| Your task |
Pull out every line with the word "Другие".

| Task data |
□ □ □ □ □

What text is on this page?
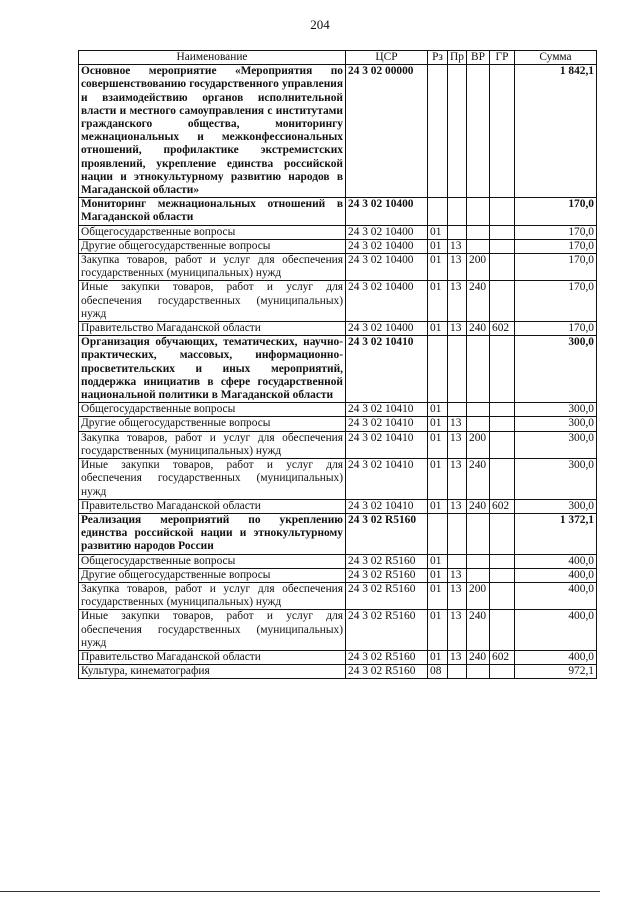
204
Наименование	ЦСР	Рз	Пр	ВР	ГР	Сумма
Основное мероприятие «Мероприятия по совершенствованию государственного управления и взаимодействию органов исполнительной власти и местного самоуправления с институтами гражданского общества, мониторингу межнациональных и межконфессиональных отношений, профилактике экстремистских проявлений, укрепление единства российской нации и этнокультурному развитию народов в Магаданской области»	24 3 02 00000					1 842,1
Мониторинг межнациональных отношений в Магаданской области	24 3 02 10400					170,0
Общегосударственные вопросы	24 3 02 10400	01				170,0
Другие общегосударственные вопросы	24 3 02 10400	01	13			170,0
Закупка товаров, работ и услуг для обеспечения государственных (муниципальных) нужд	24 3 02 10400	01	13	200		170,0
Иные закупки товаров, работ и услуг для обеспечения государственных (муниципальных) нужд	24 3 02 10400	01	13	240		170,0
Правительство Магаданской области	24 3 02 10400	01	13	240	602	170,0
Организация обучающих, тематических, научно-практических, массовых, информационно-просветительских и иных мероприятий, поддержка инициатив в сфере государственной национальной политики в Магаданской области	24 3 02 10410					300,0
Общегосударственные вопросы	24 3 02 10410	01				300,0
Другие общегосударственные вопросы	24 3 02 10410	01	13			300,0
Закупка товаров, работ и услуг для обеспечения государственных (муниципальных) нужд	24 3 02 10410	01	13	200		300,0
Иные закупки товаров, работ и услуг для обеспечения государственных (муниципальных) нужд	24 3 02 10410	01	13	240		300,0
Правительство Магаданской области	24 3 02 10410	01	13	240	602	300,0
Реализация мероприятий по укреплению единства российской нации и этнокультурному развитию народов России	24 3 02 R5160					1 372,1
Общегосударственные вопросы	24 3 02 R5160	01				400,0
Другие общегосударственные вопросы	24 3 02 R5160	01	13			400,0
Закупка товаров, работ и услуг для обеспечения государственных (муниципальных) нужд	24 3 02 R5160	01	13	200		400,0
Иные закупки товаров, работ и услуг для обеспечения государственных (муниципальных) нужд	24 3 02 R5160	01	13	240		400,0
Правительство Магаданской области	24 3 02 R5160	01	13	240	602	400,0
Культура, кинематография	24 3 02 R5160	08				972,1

□ □ □ □ □

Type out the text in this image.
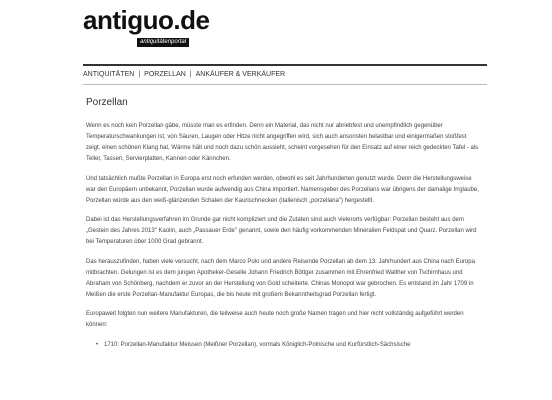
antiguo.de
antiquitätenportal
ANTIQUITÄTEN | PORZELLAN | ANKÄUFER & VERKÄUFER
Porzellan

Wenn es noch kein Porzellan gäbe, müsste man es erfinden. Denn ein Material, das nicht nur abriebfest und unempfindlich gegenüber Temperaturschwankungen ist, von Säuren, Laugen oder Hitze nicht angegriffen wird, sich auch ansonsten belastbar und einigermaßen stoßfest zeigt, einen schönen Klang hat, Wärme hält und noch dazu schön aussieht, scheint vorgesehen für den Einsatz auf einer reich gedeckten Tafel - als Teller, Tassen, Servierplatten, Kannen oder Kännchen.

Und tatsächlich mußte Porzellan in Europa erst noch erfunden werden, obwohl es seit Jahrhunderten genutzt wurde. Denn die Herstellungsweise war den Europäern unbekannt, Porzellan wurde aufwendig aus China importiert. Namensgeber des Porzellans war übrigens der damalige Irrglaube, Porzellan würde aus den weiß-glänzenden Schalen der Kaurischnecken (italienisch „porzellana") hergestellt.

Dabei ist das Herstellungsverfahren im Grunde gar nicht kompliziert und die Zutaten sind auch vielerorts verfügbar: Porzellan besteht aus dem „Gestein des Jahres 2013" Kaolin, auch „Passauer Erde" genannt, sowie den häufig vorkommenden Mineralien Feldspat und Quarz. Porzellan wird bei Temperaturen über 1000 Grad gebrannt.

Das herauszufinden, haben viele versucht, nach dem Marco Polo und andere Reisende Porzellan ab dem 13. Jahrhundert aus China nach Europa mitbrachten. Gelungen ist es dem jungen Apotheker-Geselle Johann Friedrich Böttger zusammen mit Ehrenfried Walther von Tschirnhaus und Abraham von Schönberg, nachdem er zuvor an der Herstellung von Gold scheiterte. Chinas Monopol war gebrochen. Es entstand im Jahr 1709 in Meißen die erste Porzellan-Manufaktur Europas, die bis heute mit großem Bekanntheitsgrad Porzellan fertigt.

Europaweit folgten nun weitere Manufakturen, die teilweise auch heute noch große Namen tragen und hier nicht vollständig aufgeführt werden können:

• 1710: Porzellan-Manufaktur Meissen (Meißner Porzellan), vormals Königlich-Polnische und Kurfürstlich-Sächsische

□ □ □ □ □

| The reply |
Другие общегосударственные вопросы	24 3 02 10400	01	13			170,0
Другие общегосударственные вопросы	24 3 02 10410	01	13			300,0
Другие общегосударственные вопросы	24 3 02 R5160	01	13			400,0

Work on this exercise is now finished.